_Exercise requirements_: Write out the data below in full. Keep it exact.

_Listing_:
============================================================

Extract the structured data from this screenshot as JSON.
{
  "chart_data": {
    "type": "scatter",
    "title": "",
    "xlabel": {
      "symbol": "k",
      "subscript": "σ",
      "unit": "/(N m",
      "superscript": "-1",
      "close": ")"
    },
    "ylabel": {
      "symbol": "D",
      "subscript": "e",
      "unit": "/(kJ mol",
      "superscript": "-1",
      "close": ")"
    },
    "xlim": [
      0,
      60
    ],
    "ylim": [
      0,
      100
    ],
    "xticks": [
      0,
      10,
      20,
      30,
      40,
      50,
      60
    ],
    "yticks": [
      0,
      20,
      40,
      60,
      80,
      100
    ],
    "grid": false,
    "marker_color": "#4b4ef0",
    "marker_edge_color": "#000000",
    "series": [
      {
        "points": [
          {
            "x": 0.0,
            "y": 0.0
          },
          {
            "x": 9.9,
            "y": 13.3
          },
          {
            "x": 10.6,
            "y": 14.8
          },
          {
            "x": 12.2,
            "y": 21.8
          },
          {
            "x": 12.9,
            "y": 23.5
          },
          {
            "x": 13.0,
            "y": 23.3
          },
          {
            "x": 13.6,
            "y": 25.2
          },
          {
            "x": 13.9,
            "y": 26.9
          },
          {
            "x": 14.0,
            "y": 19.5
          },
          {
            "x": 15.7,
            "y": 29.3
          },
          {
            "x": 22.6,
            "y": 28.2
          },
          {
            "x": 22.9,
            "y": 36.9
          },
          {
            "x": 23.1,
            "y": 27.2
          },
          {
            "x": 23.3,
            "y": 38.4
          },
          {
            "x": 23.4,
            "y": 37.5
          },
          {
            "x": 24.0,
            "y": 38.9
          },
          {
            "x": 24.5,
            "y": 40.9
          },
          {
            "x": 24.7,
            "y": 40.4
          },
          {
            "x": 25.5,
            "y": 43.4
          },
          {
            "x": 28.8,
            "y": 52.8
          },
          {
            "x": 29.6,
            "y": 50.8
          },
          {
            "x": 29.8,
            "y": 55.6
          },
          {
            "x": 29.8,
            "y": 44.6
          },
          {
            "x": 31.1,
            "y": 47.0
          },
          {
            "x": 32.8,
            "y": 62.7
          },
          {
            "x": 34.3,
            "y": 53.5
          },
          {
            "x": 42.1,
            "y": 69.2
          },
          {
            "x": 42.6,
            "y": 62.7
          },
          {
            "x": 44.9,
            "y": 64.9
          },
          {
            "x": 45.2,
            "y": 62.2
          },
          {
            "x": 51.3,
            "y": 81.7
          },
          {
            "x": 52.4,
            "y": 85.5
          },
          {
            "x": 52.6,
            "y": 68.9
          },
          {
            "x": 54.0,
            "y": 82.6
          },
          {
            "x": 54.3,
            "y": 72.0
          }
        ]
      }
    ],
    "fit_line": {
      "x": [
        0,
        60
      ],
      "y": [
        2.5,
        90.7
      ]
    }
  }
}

============================================================

_Exercise solution_:
Extract the structured data from this screenshot as JSON.
{
  "chart_data": {
    "type": "scatter",
    "title": "",
    "xlabel": {
      "symbol": "k",
      "subscript": "σ",
      "unit": "/(N m",
      "superscript": "-1",
      "close": ")"
    },
    "ylabel": {
      "symbol": "D",
      "subscript": "e",
      "unit": "/(kJ mol",
      "superscript": "-1",
      "close": ")"
    },
    "xlim": [
      0,
      60
    ],
    "ylim": [
      0,
      100
    ],
    "xticks": [
      0,
      10,
      20,
      30,
      40,
      50,
      60
    ],
    "yticks": [
      0,
      20,
      40,
      60,
      80,
      100
    ],
    "grid": false,
    "marker_color": "#4b4ef0",
    "marker_edge_color": "#000000",
    "series": [
      {
        "points": [
          {
            "x": 0.0,
            "y": 0.0
          },
          {
            "x": 9.9,
            "y": 13.3
          },
          {
            "x": 10.6,
            "y": 14.8
          },
          {
            "x": 12.2,
            "y": 21.8
          },
          {
            "x": 12.9,
            "y": 23.5
          },
          {
            "x": 13.0,
            "y": 23.3
          },
          {
            "x": 13.6,
            "y": 25.2
          },
          {
            "x": 13.9,
            "y": 26.9
          },
          {
            "x": 14.0,
            "y": 19.5
          },
          {
            "x": 15.7,
            "y": 29.3
          },
          {
            "x": 22.6,
            "y": 28.2
          },
          {
            "x": 22.9,
            "y": 36.9
          },
          {
            "x": 23.1,
            "y": 27.2
          },
          {
            "x": 23.3,
            "y": 38.4
          },
          {
            "x": 23.4,
            "y": 37.5
          },
          {
            "x": 24.0,
            "y": 38.9
          },
          {
            "x": 24.5,
            "y": 40.9
          },
          {
            "x": 24.7,
            "y": 40.4
          },
          {
            "x": 25.5,
            "y": 43.4
          },
          {
            "x": 28.8,
            "y": 52.8
          },
          {
            "x": 29.6,
            "y": 50.8
          },
          {
            "x": 29.8,
            "y": 55.6
          },
          {
            "x": 29.8,
            "y": 44.6
          },
          {
            "x": 31.1,
            "y": 47.0
          },
          {
            "x": 32.8,
            "y": 62.7
          },
          {
            "x": 34.3,
            "y": 53.5
          },
          {
            "x": 42.1,
            "y": 69.2
          },
          {
            "x": 42.6,
            "y": 62.7
          },
          {
            "x": 44.9,
            "y": 64.9
          },
          {
            "x": 45.2,
            "y": 62.2
          },
          {
            "x": 51.3,
            "y": 81.7
          },
          {
            "x": 52.4,
            "y": 85.5
          },
          {
            "x": 52.6,
            "y": 68.9
          },
          {
            "x": 54.0,
            "y": 82.6
          },
          {
            "x": 54.3,
            "y": 72.0
          }
        ]
      }
    ],
    "fit_line": {
      "x": [
        0,
        60
      ],
      "y": [
        2.5,
        90.7
      ]
    }
  }
}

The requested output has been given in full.